RAW RECORDS
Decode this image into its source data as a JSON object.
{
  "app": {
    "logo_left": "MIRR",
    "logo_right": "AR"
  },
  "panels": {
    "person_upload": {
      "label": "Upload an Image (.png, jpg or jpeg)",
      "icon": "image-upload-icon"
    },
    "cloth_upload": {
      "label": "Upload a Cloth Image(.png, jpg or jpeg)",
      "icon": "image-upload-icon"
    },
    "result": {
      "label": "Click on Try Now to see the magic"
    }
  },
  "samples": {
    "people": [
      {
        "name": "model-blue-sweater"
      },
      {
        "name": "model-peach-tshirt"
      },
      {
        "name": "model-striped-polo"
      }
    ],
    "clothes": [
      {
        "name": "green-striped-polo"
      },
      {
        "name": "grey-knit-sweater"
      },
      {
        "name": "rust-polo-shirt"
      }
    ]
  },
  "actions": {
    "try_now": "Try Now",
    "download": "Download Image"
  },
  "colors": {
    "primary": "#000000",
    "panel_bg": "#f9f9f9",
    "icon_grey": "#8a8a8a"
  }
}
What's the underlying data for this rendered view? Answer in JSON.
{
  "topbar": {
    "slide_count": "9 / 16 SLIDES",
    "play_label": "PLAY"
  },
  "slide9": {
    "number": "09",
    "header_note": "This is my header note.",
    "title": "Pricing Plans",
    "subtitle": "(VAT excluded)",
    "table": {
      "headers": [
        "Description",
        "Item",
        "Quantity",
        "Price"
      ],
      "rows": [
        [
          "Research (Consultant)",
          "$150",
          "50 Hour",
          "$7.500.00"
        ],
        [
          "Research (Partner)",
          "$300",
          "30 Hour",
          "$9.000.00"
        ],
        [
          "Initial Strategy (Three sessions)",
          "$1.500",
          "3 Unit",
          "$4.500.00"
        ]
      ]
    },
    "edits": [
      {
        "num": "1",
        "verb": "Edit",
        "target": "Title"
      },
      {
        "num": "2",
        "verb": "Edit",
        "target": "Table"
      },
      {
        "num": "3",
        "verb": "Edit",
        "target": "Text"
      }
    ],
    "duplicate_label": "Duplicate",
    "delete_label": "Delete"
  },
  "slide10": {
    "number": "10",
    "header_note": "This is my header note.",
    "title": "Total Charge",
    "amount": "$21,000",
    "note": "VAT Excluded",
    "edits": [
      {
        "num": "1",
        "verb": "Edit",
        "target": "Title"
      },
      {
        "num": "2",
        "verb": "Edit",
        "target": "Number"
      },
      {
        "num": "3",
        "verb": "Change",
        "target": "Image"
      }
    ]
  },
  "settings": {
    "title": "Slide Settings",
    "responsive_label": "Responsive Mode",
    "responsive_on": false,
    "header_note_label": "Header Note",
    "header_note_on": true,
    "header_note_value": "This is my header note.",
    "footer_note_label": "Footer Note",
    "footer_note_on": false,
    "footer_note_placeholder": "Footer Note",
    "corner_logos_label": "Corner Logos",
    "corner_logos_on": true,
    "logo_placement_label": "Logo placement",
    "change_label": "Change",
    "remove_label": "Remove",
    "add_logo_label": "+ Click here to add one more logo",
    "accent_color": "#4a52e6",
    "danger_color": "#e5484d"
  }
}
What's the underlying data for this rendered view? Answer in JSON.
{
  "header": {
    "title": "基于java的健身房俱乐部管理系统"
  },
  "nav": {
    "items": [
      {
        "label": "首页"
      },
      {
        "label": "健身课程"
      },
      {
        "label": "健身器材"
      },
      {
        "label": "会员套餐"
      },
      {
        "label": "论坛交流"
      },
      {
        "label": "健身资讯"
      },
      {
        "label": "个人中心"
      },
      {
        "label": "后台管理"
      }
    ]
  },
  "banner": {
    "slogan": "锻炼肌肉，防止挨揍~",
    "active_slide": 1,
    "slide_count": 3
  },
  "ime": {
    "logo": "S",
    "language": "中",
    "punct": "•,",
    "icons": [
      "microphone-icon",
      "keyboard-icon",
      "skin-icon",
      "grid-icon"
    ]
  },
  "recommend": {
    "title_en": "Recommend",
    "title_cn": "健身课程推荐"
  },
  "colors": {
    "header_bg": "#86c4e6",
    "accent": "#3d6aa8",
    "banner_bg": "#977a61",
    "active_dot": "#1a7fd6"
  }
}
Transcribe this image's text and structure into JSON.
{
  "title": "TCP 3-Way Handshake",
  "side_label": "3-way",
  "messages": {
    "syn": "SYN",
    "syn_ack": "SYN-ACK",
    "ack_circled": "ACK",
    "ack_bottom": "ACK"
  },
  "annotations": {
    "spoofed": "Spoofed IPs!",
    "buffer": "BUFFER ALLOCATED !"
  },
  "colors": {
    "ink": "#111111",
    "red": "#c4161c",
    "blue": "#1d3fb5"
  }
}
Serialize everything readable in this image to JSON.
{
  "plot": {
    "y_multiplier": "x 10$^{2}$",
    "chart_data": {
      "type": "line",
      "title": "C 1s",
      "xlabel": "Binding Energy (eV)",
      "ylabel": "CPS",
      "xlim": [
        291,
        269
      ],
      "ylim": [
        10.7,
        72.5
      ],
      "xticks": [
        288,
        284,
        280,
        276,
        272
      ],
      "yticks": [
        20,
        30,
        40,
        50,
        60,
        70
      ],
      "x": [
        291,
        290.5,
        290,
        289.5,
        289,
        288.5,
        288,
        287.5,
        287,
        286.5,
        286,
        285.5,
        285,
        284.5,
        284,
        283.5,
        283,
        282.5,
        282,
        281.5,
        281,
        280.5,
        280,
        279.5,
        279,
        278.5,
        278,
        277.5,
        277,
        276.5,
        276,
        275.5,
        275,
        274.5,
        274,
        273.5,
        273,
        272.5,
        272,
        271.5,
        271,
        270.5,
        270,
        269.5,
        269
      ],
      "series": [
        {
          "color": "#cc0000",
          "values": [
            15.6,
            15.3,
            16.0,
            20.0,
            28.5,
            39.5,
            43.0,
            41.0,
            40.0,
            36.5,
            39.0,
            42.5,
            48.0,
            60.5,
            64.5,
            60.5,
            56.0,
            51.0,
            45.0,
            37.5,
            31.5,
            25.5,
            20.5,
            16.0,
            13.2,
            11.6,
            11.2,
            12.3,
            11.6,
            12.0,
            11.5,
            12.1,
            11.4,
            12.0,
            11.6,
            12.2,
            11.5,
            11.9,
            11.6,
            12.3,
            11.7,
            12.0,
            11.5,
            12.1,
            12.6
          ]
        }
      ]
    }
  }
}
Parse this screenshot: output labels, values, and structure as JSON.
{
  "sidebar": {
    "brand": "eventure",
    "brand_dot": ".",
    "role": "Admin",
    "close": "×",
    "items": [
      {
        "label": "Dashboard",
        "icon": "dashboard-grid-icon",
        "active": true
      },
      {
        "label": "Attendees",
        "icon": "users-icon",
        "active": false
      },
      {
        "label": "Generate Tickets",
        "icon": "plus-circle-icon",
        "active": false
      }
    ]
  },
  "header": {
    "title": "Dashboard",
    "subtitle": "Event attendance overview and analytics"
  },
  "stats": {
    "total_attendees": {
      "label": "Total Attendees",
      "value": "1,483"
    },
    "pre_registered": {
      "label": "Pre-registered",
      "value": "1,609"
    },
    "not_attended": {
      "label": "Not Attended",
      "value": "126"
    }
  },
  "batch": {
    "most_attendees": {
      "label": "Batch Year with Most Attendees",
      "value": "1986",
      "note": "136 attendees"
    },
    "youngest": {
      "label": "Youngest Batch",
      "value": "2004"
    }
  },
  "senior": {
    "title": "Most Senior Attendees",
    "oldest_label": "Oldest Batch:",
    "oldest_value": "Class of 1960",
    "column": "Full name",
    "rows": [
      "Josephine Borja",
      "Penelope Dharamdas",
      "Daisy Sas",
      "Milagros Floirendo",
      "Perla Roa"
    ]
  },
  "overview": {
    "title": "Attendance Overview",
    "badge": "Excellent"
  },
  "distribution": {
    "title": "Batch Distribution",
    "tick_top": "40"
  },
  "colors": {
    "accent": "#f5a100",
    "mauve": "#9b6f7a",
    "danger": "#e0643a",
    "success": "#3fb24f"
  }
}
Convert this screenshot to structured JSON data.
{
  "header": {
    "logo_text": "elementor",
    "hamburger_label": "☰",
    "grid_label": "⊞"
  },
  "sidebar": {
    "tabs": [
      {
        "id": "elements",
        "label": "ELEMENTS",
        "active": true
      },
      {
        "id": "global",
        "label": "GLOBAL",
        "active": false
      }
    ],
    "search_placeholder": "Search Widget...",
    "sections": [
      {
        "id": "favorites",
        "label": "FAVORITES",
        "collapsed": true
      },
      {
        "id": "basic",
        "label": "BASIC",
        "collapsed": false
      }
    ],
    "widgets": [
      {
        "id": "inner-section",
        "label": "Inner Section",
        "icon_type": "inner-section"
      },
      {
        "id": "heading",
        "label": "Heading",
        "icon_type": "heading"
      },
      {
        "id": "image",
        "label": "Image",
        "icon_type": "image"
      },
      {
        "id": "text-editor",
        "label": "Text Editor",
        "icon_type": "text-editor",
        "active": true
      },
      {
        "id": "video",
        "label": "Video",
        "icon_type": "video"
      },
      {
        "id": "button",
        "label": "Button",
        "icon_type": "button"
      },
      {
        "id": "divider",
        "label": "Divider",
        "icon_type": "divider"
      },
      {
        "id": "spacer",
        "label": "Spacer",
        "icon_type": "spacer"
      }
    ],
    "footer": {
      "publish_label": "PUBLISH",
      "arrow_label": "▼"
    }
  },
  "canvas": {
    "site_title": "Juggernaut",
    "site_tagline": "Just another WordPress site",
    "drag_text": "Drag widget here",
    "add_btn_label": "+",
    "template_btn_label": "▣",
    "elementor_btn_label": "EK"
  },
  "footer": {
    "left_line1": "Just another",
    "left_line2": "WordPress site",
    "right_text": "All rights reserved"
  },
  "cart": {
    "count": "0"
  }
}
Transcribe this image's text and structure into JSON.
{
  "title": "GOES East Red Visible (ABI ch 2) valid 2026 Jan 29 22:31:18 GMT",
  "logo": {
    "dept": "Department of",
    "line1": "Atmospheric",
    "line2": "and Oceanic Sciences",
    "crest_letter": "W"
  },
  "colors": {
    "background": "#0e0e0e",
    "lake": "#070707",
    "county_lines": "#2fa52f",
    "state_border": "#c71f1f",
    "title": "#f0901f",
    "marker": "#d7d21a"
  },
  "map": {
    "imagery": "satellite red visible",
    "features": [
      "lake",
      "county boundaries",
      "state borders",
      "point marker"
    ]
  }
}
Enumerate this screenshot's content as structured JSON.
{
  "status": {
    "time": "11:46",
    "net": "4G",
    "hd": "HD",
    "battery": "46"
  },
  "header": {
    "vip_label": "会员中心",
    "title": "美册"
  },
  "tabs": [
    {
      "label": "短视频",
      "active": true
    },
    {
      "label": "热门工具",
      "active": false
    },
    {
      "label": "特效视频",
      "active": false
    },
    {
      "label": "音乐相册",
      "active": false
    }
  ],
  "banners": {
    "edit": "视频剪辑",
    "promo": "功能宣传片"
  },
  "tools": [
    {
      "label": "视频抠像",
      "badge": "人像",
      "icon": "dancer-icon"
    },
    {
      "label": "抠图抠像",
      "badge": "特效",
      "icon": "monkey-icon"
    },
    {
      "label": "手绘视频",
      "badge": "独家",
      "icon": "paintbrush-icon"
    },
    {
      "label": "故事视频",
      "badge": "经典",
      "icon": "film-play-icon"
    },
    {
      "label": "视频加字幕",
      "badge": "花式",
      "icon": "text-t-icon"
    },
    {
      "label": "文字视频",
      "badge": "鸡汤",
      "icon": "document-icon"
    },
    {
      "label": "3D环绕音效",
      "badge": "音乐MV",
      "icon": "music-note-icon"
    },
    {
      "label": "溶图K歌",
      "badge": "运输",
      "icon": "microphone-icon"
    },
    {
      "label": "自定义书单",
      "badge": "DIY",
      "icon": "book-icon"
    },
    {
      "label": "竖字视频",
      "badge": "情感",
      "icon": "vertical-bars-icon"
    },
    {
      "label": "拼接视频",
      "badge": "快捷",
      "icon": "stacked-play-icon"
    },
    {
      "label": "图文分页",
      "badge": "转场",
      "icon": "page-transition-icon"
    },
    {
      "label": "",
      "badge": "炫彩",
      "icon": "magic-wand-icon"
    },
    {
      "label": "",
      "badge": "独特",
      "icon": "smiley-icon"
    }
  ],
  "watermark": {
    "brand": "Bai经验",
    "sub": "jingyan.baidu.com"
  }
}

PROBLEM STATEMENT
From the entries above, collect every line with the string "sweater" in it.

OUTPUT OF THE TASK
        "name": "model-blue-sweater"
        "name": "grey-knit-sweater"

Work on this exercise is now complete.